== Teks Sumber ==
- - - -

Parahnya lagi, untuk memuluskan langkah seperti bunyi surat pernyataan perintah Pj Kepala Desa, kemudian, keluar surat Perintah Sekda kepada Camat, Danramil 17 Natal, Kapolsek MBG, dan Pj. Kepala Desa Singkuang I Nomor : 095/0533/SP/2023 tanggal 26 Mei 2023. “Perintah pendataan ulang anggota koperasi selama dua hari, padahal data sudah ada dan sudah di verifikasi sebelumnya, “sebut Kamaruzzaman.

“Semua data peserta plasma PT Rendi berubah, termasuk beberapa orang yang ikut aksi disingkirkan, dan warga yang tidak tahu menahu sebelumnya dengan aksi malah dimasukkan jadi peserta plasma. Sementara warga lainnya yang sudah mendapat plasma dari perusahaan lain membentuk koperasi baru Siriom Permata Indah KP. SPI, “jelasnya.

Kemudian, warga Desa Pasar Singkuang l mulai terbelah, antar masyarakat tidak lagi kondusif. Dalam situasi ini Koperasi KP SPI pun secepat kilat terbentuk dan menjadi tandingan nyata Koperasi HSB yang sudah lama dibentuk. Tak ada lagi cerita kekompakan dan saling menghargai, sebab, anggota KP SPI mulai menjalankan peran untuk mempengaruhi para pendemo agar mau bergabung ke KP SPI dan menerima tawaran kebun Plasma 200 ha dari PT Rendi Permata Raya.

“Masyarakat terus dihasut, diajak dan ditakut-takuti, sebagian masyarakat pun mulai takut tidak dapat plasma karena atas perintah dari perintah yang datang. Akhirnya masyarakat yang sebelumnya tergabung dalam koperasi HSB itu tercerai berai, termasuk saya yang keluar, “sebut anggota KP SPI ini.

Pihak perusahaan pun semakin jumawa dengan kondisi itu karena telah berhasil memecah kekuatan dan kekompakan masyarakat Desa Pasar Singkuang l. Apalagi dengan keberpihakan anggota KP SPI kepada PT RPR menambah keyakinan perusahaan dan memudahkan mereka membuka kembali tawaran plasma sebagaimana rencana awal pihak perusahaan.

Pupus sudah perjuangan dan tekad bersama dalam tujuan untuk membangun kesejahteraan dan kedamaian di Desa Pasar Singkuang l. Kini peserta plasma yang tergabung dalam wadah “KP HSB bak kapal pecah yang dihantam badai buatan pemerintah dan perusahaan”.

- - - -

== Data Tercatat ==

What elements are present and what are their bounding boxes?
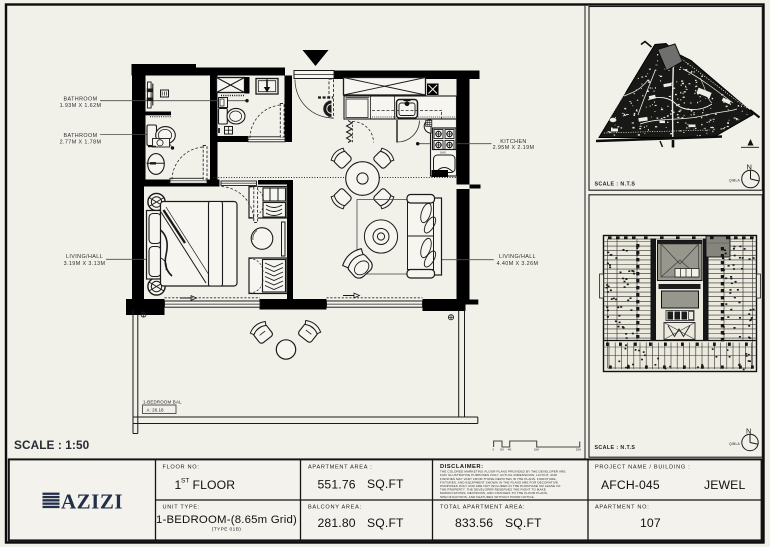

- - - -

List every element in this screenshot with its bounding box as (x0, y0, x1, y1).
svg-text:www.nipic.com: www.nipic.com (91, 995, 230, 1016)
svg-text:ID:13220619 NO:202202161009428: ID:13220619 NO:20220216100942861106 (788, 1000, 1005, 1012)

- - - -

== Petunjuk ==
Lanjutkan teks sumber tentang perpecahan warga Desa Pasar Singkuang I terkait kebun plasma, dimulai setelah kalimat terakhirnya. Entri-entri di atas merupakan bahan tersendiri yang terpisah dari teks sumber.

== Keluaran yang Diharapkan ==
Lanjut, Kamaruzzaman pada aksi di kantor DPRD dan Kantor Bupati Madina pernah keluar surat kesepakatan yang bunyinya Koperasi SPI untuk sementara menghentikan pendataan karena sudah ada tim terpadu untuk penyelesaian plasma.

“Namun hal itu tidak diindahkan KP SPI, anggotanya terus melakukan pendataan sehingga mendapatkan anggota 164 KK termasuk saya sendiri dalam data itu. Parahnya lagi, pengurus langsung MOU dengan pihak perusahaan tanpa ada pembahasan dengan anggota KP SPI. Pada kenyataannya kesepakatan itu sangat merugikan masyarakat karena telah melanggar peraturan perundang-undangan, “imbuhnya.

“Kami menyesal dan sangat menyayangkan kenapa harus dibentuk lagi koperasi baru padahal sudah ada KP. HSB yang langsung dipilih oleh masyarakat sebelumnya, “sebutnya.

“Seandainya Pemerintah saat itu betul-betul berpihak kepada masyarakat Desa Singkuang I khususnya pada KP. HSB, kami nyakin plasma itu sudah terealisasi sesuai dengan peraturan perundang-undangan, “ujarnya.

Tapi pada faktanya akibat ego sebagian warga yang kala itu tidak sabar dan mulai mudah dihasut dan dipatahkan dengan teori adu domba ala penjajah yang sudah berpengalaman.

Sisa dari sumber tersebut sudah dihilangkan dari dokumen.